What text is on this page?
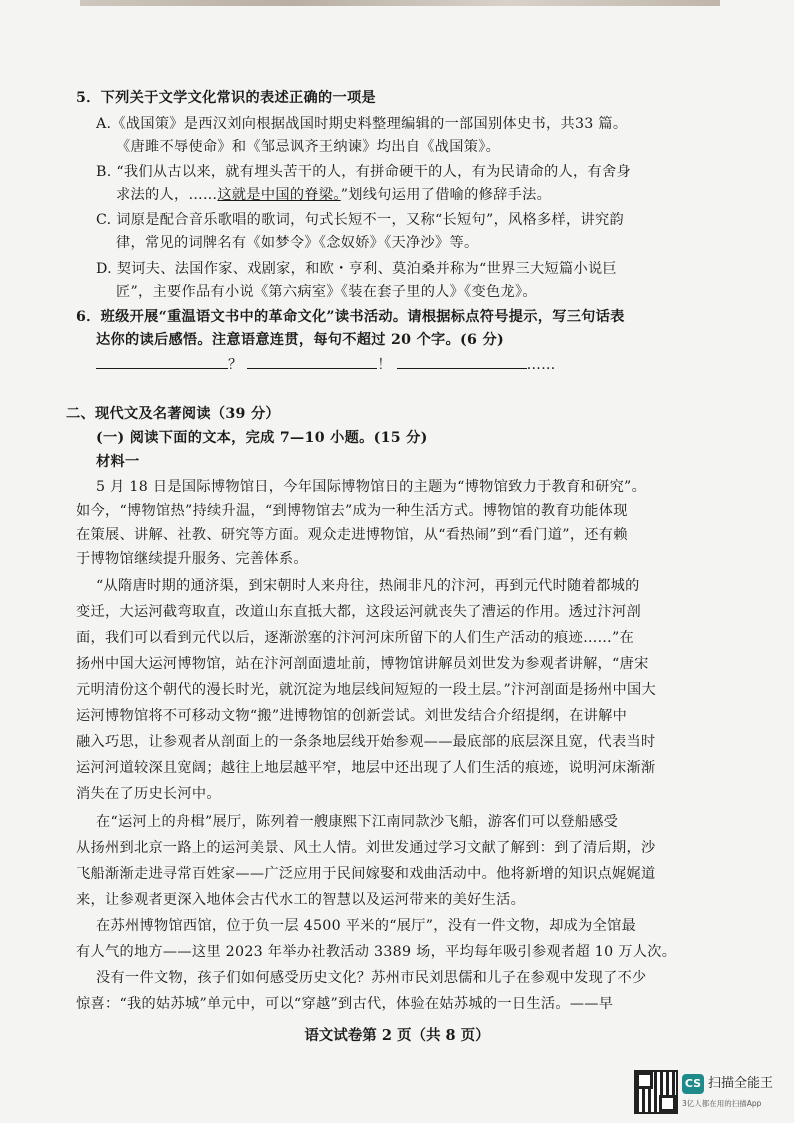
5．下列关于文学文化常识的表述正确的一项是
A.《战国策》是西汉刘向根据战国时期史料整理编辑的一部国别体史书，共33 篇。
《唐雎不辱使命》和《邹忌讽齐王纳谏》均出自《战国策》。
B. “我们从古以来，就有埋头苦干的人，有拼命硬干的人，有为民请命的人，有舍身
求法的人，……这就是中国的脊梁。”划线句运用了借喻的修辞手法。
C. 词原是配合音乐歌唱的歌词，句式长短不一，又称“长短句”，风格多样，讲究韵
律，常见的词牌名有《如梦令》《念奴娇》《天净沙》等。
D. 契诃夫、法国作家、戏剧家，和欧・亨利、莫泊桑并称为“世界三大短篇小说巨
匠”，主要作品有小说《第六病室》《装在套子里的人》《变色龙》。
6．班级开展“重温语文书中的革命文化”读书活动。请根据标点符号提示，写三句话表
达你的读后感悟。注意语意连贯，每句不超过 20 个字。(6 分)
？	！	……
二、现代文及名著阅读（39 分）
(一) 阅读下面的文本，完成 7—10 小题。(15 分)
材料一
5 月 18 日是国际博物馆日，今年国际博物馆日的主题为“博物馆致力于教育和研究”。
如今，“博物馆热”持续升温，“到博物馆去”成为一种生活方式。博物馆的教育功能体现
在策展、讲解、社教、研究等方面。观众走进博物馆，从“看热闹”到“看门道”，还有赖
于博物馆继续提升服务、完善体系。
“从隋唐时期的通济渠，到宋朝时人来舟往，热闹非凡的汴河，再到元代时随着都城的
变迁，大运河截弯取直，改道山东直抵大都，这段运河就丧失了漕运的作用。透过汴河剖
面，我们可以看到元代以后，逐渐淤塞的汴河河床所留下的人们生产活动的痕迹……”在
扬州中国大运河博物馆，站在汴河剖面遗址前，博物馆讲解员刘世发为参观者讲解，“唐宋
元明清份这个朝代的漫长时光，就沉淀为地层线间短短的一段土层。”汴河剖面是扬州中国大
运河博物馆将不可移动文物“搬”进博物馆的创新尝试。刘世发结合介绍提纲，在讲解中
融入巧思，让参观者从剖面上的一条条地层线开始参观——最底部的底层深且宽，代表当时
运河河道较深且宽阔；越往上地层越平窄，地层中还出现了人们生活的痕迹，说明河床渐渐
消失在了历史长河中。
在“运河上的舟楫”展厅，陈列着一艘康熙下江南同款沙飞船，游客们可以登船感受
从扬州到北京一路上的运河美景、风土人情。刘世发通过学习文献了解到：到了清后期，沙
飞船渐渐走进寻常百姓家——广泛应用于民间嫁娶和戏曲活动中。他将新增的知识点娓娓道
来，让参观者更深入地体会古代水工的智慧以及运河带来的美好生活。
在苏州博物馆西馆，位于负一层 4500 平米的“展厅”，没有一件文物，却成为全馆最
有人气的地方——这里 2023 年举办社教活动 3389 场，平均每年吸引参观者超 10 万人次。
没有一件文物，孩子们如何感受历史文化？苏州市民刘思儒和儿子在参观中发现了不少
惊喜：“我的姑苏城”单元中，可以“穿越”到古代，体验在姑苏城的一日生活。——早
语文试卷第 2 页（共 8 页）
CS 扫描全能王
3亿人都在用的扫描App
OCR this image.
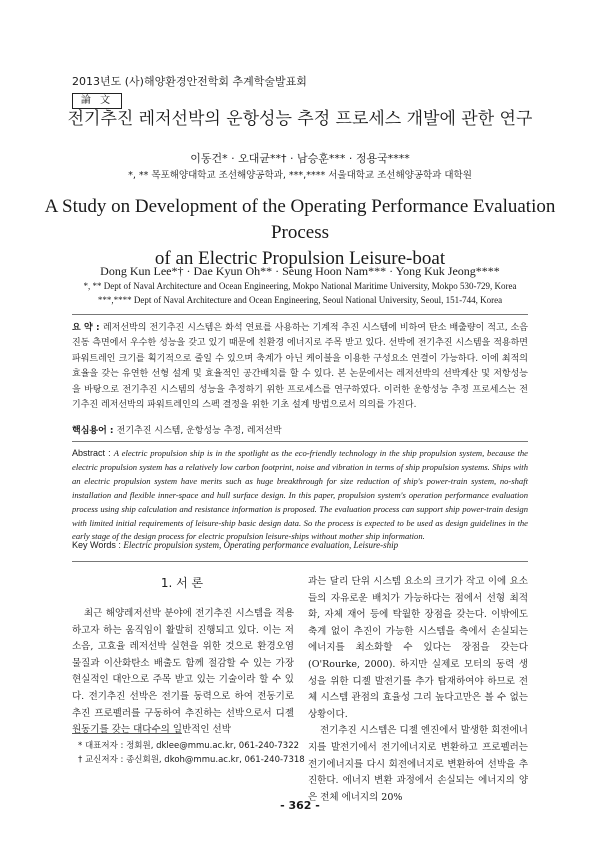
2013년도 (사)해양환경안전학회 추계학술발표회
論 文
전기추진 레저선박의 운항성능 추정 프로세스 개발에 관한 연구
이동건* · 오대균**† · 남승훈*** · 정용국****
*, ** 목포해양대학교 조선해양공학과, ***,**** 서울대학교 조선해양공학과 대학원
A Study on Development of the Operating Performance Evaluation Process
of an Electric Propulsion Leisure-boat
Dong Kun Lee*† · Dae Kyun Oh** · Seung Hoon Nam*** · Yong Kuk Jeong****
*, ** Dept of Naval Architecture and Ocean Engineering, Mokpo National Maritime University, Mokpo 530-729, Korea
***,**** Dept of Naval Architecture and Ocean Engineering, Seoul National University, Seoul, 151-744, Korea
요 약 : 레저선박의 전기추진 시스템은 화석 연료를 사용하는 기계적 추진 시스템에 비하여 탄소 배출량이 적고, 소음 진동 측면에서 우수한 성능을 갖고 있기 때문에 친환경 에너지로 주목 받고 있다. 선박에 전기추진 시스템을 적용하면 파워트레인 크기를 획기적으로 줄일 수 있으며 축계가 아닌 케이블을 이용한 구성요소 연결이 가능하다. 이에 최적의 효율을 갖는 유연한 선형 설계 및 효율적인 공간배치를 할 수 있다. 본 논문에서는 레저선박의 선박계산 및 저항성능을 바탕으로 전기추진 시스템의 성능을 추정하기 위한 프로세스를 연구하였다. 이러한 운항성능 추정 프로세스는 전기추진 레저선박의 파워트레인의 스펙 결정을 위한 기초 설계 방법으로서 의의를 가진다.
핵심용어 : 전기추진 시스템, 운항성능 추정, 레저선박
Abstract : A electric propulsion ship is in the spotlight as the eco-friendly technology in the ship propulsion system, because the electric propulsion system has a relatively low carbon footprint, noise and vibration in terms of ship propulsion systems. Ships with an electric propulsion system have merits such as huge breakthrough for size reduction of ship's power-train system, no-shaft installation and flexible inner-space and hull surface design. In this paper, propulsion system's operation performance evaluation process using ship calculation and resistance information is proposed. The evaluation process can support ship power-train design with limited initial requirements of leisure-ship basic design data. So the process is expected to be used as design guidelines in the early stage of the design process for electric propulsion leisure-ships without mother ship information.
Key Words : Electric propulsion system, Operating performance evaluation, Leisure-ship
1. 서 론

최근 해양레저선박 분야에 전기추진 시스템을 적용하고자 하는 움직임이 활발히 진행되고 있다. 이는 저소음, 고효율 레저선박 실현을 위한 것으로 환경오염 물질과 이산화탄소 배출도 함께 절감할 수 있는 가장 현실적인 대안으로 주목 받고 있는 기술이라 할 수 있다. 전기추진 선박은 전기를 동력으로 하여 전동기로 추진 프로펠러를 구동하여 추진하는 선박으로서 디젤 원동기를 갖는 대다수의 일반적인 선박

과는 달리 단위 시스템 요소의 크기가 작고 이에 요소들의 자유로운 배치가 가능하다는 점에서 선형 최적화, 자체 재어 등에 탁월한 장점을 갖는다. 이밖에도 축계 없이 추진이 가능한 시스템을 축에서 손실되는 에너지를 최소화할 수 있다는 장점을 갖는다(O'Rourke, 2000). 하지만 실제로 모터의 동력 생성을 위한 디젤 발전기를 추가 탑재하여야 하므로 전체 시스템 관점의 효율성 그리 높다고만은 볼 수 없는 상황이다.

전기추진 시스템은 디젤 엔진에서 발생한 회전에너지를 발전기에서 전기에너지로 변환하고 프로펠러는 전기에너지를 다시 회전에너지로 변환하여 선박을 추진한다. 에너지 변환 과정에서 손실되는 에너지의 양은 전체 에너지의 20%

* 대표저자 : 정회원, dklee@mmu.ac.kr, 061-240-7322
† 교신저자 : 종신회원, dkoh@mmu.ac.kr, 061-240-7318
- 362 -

WHAT IS ASKED
Check every line for "ship" and show the ones that have it.

TASK SOLUTION
Abstract : A electric propulsion ship is in the spotlight as the eco-friendly technology in the ship propulsion system, because the electric propulsion system has a relatively low carbon footprint, noise and vibration in terms of ship propulsion systems. Ships with an electric propulsion system have merits such as huge breakthrough for size reduction of ship's power-train system, no-shaft installation and flexible inner-space and hull surface design. In this paper, propulsion system's operation performance evaluation process using ship calculation and resistance information is proposed. The evaluation process can support ship power-train design with limited initial requirements of leisure-ship basic design data. So the process is expected to be used as design guidelines in the early stage of the design process for electric propulsion leisure-ships without mother ship information.
Key Words : Electric propulsion system, Operating performance evaluation, Leisure-ship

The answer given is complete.